> PROVIDED RECORDS:
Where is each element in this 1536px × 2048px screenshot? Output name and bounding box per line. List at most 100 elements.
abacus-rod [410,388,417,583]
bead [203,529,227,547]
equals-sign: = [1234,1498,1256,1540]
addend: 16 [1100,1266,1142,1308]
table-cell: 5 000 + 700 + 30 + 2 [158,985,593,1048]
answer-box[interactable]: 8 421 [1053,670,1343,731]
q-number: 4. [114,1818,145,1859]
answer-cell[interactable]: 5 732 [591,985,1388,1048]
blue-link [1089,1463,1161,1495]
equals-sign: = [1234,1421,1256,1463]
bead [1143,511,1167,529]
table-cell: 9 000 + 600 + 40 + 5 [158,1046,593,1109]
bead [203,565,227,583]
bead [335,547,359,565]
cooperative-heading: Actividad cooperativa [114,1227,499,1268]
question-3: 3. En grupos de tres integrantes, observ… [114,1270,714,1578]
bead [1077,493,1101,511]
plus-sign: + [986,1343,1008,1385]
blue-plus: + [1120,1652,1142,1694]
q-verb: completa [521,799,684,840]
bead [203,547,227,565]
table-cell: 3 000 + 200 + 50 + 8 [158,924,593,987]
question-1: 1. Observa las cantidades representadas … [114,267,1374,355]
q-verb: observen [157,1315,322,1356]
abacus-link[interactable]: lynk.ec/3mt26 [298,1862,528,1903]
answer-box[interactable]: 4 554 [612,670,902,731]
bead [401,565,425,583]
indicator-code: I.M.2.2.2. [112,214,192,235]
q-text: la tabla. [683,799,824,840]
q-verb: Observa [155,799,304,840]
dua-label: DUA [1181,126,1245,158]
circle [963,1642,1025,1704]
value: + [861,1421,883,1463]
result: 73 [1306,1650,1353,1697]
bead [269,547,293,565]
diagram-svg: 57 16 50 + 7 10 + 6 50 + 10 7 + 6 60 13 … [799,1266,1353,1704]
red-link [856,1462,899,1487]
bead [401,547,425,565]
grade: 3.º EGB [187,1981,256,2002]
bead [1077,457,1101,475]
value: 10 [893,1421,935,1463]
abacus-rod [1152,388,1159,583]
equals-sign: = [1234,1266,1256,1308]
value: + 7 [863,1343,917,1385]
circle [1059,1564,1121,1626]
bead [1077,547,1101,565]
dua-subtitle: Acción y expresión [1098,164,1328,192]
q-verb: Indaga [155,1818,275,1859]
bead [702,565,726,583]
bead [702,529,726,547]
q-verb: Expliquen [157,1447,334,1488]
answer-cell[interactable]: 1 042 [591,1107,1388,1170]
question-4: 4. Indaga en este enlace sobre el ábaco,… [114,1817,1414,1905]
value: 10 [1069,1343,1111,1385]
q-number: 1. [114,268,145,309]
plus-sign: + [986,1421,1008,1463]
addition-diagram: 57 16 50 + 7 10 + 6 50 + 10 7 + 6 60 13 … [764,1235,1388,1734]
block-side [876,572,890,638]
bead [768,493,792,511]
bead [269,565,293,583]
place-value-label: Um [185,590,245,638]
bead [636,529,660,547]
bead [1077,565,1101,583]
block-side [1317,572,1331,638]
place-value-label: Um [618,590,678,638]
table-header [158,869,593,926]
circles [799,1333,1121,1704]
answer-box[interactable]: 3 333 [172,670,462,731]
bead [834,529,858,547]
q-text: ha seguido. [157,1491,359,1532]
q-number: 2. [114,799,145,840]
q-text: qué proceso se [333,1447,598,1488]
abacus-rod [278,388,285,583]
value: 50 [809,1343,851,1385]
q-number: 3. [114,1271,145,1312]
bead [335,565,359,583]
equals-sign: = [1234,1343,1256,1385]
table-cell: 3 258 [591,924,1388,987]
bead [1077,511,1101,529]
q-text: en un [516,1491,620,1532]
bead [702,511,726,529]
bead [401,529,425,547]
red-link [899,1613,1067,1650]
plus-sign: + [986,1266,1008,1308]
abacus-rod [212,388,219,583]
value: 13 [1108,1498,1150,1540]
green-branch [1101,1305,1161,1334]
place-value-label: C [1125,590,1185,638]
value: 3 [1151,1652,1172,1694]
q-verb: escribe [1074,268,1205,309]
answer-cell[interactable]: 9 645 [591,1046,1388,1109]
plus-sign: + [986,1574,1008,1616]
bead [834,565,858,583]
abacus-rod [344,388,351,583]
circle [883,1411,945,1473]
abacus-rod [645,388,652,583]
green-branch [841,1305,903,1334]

> WHAT IS ASKED:
Reproduce every line of the records above verbatim, from the first line to the last, without adding, omitting, or altering anything.

> RESPONSE FOR THIS EXERCISE:
Where is each element in this 1536px × 2048px screenshot? Output name and bounding box per line. List at most 100 elements.
abacus-rod [410,388,417,583]
bead [203,529,227,547]
equals-sign: = [1234,1498,1256,1540]
addend: 16 [1100,1266,1142,1308]
table-cell: 5 000 + 700 + 30 + 2 [158,985,593,1048]
answer-box[interactable]: 8 421 [1053,670,1343,731]
q-number: 4. [114,1818,145,1859]
answer-cell[interactable]: 5 732 [591,985,1388,1048]
blue-link [1089,1463,1161,1495]
equals-sign: = [1234,1421,1256,1463]
bead [1143,511,1167,529]
table-cell: 9 000 + 600 + 40 + 5 [158,1046,593,1109]
bead [203,565,227,583]
bead [335,547,359,565]
cooperative-heading: Actividad cooperativa [114,1227,499,1268]
question-3: 3. En grupos de tres integrantes, observ… [114,1270,714,1578]
bead [1077,493,1101,511]
plus-sign: + [986,1343,1008,1385]
blue-plus: + [1120,1652,1142,1694]
q-verb: completa [521,799,684,840]
bead [203,547,227,565]
table-cell: 3 000 + 200 + 50 + 8 [158,924,593,987]
question-1: 1. Observa las cantidades representadas … [114,267,1374,355]
q-verb: observen [157,1315,322,1356]
abacus-link[interactable]: lynk.ec/3mt26 [298,1862,528,1903]
answer-box[interactable]: 4 554 [612,670,902,731]
bead [401,565,425,583]
indicator-code: I.M.2.2.2. [112,214,192,235]
q-text: la tabla. [683,799,824,840]
q-verb: Observa [155,799,304,840]
dua-label: DUA [1181,126,1245,158]
circle [963,1642,1025,1704]
value: + [861,1421,883,1463]
result: 73 [1306,1650,1353,1697]
bead [269,547,293,565]
diagram-svg: 57 16 50 + 7 10 + 6 50 + 10 7 + 6 60 13 … [799,1266,1353,1704]
red-link [856,1462,899,1487]
bead [401,547,425,565]
grade: 3.º EGB [187,1981,256,2002]
bead [1077,457,1101,475]
value: 10 [893,1421,935,1463]
abacus-rod [1152,388,1159,583]
equals-sign: = [1234,1266,1256,1308]
value: + 7 [863,1343,917,1385]
circle [1059,1564,1121,1626]
bead [1077,547,1101,565]
dua-subtitle: Acción y expresión [1098,164,1328,192]
q-verb: Indaga [155,1818,275,1859]
bead [702,565,726,583]
bead [702,529,726,547]
q-verb: Expliquen [157,1447,334,1488]
answer-cell[interactable]: 1 042 [591,1107,1388,1170]
question-4: 4. Indaga en este enlace sobre el ábaco,… [114,1817,1414,1905]
value: 10 [1069,1343,1111,1385]
q-number: 1. [114,268,145,309]
plus-sign: + [986,1421,1008,1463]
addition-diagram: 57 16 50 + 7 10 + 6 50 + 10 7 + 6 60 13 … [764,1235,1388,1734]
block-side [876,572,890,638]
bead [768,493,792,511]
bead [269,565,293,583]
place-value-label: Um [185,590,245,638]
bead [636,529,660,547]
bead [1077,565,1101,583]
block-side [1317,572,1331,638]
place-value-label: Um [618,590,678,638]
table-header [158,869,593,926]
circles [799,1333,1121,1704]
answer-box[interactable]: 3 333 [172,670,462,731]
bead [834,529,858,547]
q-text: ha seguido. [157,1491,359,1532]
q-number: 2. [114,799,145,840]
q-text: qué proceso se [333,1447,598,1488]
abacus-rod [278,388,285,583]
value: 50 [809,1343,851,1385]
q-number: 3. [114,1271,145,1312]
bead [335,565,359,583]
equals-sign: = [1234,1343,1256,1385]
table-cell: 3 258 [591,924,1388,987]
bead [1077,511,1101,529]
q-text: en un [516,1491,620,1532]
bead [702,511,726,529]
bead [401,529,425,547]
red-link [899,1613,1067,1650]
plus-sign: + [986,1266,1008,1308]
abacus-rod [212,388,219,583]
value: 13 [1108,1498,1150,1540]
green-branch [1101,1305,1161,1334]
place-value-label: C [1125,590,1185,638]
value: 3 [1151,1652,1172,1694]
q-verb: escribe [1074,268,1205,309]
answer-cell[interactable]: 9 645 [591,1046,1388,1109]
plus-sign: + [986,1574,1008,1616]
bead [834,565,858,583]
abacus-rod [344,388,351,583]
circle [883,1411,945,1473]
abacus-rod [645,388,652,583]
green-branch [841,1305,903,1334]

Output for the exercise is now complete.